#### Data for processing
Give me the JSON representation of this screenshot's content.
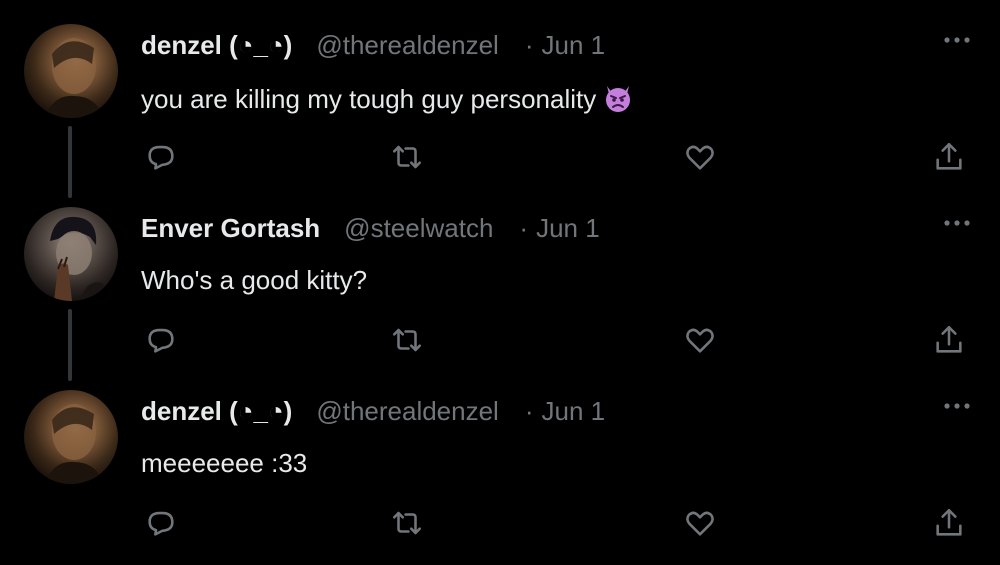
{
  "tweets": [
    {
      "display_name": "denzel (◔_◔)",
      "handle": "@therealdenzel",
      "separator": "·",
      "date": "Jun 1",
      "text": "you are killing my tough guy personality",
      "emoji_icon": "smiling-face-with-horns-icon",
      "avatar_icon": "denzel-avatar"
    },
    {
      "display_name": "Enver Gortash",
      "handle": "@steelwatch",
      "separator": "·",
      "date": "Jun 1",
      "text": "Who's a good kitty?",
      "avatar_icon": "enver-gortash-avatar"
    },
    {
      "display_name": "denzel (◔_◔)",
      "handle": "@therealdenzel",
      "separator": "·",
      "date": "Jun 1",
      "text": "meeeeeee :33",
      "avatar_icon": "denzel-avatar"
    }
  ],
  "icons": {
    "reply": "reply-icon",
    "retweet": "retweet-icon",
    "like": "heart-icon",
    "share": "share-icon",
    "more": "more-options-icon"
  },
  "colors": {
    "background": "#000000",
    "text": "#e7e9ea",
    "secondary": "#71767b",
    "thread_line": "#333639",
    "emoji": "#c47fdc"
  }
}
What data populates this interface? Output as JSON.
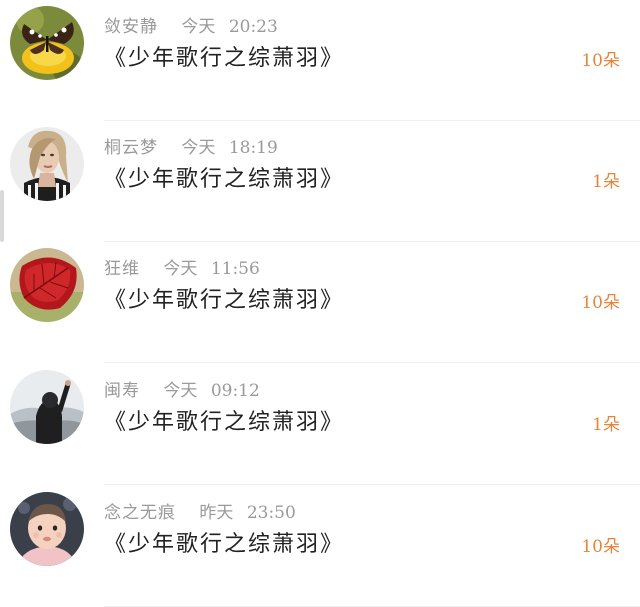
{
  "items": [
    {
      "name": "敛安静",
      "day": "今天",
      "time": "20:23",
      "title": "《少年歌行之综萧羽》",
      "count": "10朵"
    },
    {
      "name": "桐云梦",
      "day": "今天",
      "time": "18:19",
      "title": "《少年歌行之综萧羽》",
      "count": "1朵"
    },
    {
      "name": "狂维",
      "day": "今天",
      "time": "11:56",
      "title": "《少年歌行之综萧羽》",
      "count": "10朵"
    },
    {
      "name": "闽寿",
      "day": "今天",
      "time": "09:12",
      "title": "《少年歌行之综萧羽》",
      "count": "1朵"
    },
    {
      "name": "念之无痕",
      "day": "昨天",
      "time": "23:50",
      "title": "《少年歌行之综萧羽》",
      "count": "10朵"
    }
  ],
  "avatars": [
    "butterfly-flower-avatar",
    "woman-portrait-avatar",
    "red-leaf-avatar",
    "girl-back-view-avatar",
    "baby-avatar"
  ],
  "colors": {
    "count": "#e8833a",
    "meta": "#9a9a9a",
    "title": "#222222"
  }
}
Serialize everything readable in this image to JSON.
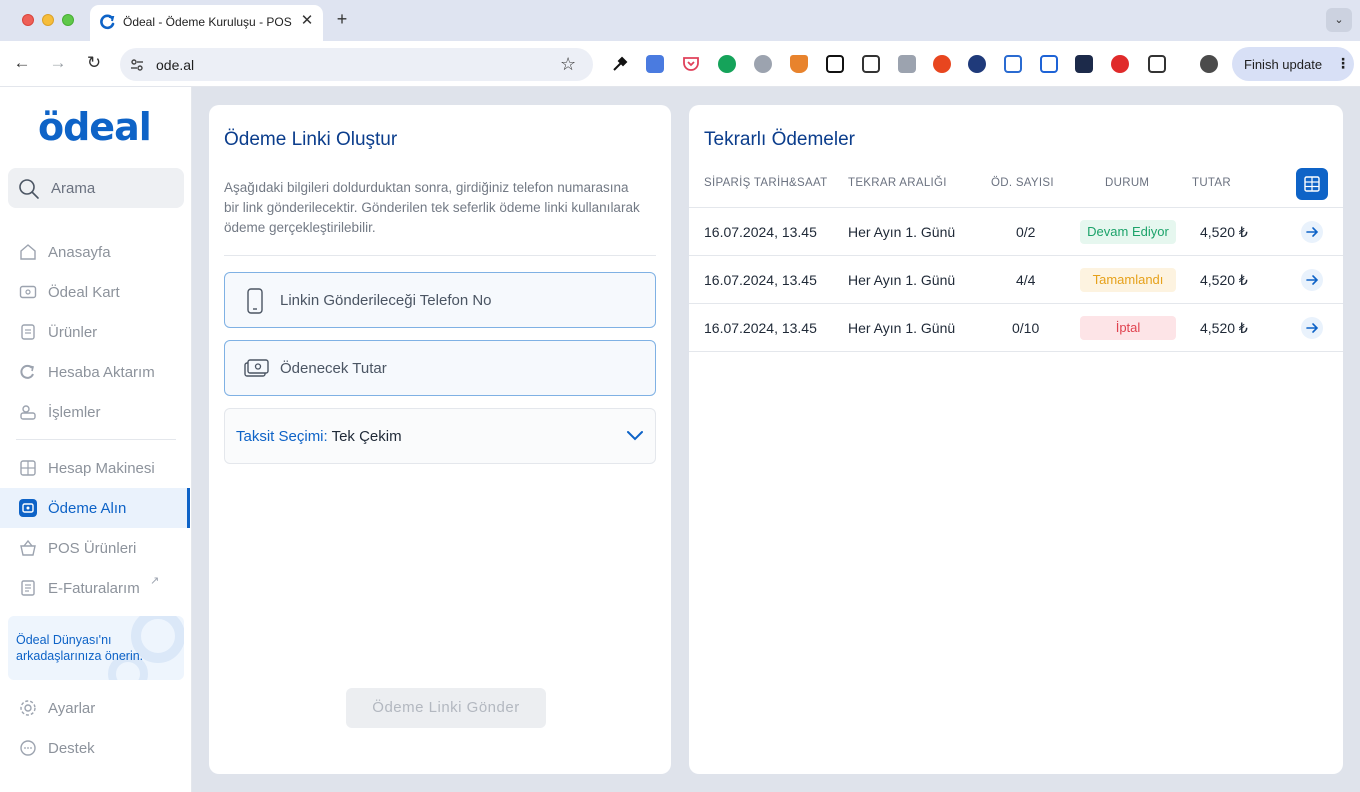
{
  "browser": {
    "tab_title": "Ödeal - Ödeme Kuruluşu - POS",
    "url": "ode.al",
    "finish_update_label": "Finish update",
    "extensions": [
      "eyedropper-icon",
      "translate-icon",
      "pocket-icon",
      "grammarly-icon",
      "gear-extension-icon",
      "metamask-icon",
      "notion-icon",
      "screenshot-icon",
      "camera-icon",
      "plus-circle-icon",
      "globe-icon",
      "window-capture-icon",
      "crop-icon",
      "video-icon",
      "pinterest-icon",
      "puzzle-icon"
    ]
  },
  "sidebar": {
    "logo": "ödeal",
    "search_placeholder": "Arama",
    "items": [
      {
        "label": "Anasayfa",
        "icon": "home-icon"
      },
      {
        "label": "Ödeal Kart",
        "icon": "card-icon"
      },
      {
        "label": "Ürünler",
        "icon": "products-icon"
      },
      {
        "label": "Hesaba Aktarım",
        "icon": "transfer-icon"
      },
      {
        "label": "İşlemler",
        "icon": "transactions-icon"
      },
      {
        "label": "Hesap Makinesi",
        "icon": "calculator-icon"
      },
      {
        "label": "Ödeme Alın",
        "icon": "payment-icon",
        "active": true
      },
      {
        "label": "POS Ürünleri",
        "icon": "basket-icon"
      },
      {
        "label": "E-Faturalarım",
        "icon": "invoice-icon"
      }
    ],
    "promo_text": "Ödeal Dünyası'nı arkadaşlarınıza önerin.",
    "settings_label": "Ayarlar",
    "support_label": "Destek"
  },
  "payment_link": {
    "title": "Ödeme Linki Oluştur",
    "description": "Aşağıdaki bilgileri doldurduktan sonra, girdiğiniz telefon numarasına bir link gönderilecektir. Gönderilen tek seferlik ödeme linki kullanılarak ödeme gerçekleştirilebilir.",
    "phone_placeholder": "Linkin Gönderileceği Telefon No",
    "amount_placeholder": "Ödenecek Tutar",
    "installment_label": "Taksit Seçimi:",
    "installment_value": "Tek Çekim",
    "send_button": "Ödeme Linki Gönder"
  },
  "recurring": {
    "title": "Tekrarlı Ödemeler",
    "columns": [
      "SİPARİŞ TARİH&SAAT",
      "TEKRAR ARALIĞI",
      "ÖD. SAYISI",
      "DURUM",
      "TUTAR"
    ],
    "rows": [
      {
        "date": "16.07.2024, 13.45",
        "interval": "Her Ayın 1. Günü",
        "count": "0/2",
        "status": "Devam Ediyor",
        "amount": "4,520 ₺"
      },
      {
        "date": "16.07.2024, 13.45",
        "interval": "Her Ayın 1. Günü",
        "count": "4/4",
        "status": "Tamamlandı",
        "amount": "4,520 ₺"
      },
      {
        "date": "16.07.2024, 13.45",
        "interval": "Her Ayın 1. Günü",
        "count": "0/10",
        "status": "İptal",
        "amount": "4,520 ₺"
      }
    ]
  },
  "colors": {
    "brand": "#0e63c7",
    "status_active": "#1ca36a",
    "status_completed": "#e6a11b",
    "status_cancelled": "#e0424f"
  }
}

#### Task
Gather from the entries above all lines that include the string "screenshot".

#### Correct answer
Give me the JSON representation of this screenshot's content.
      "screenshot-icon",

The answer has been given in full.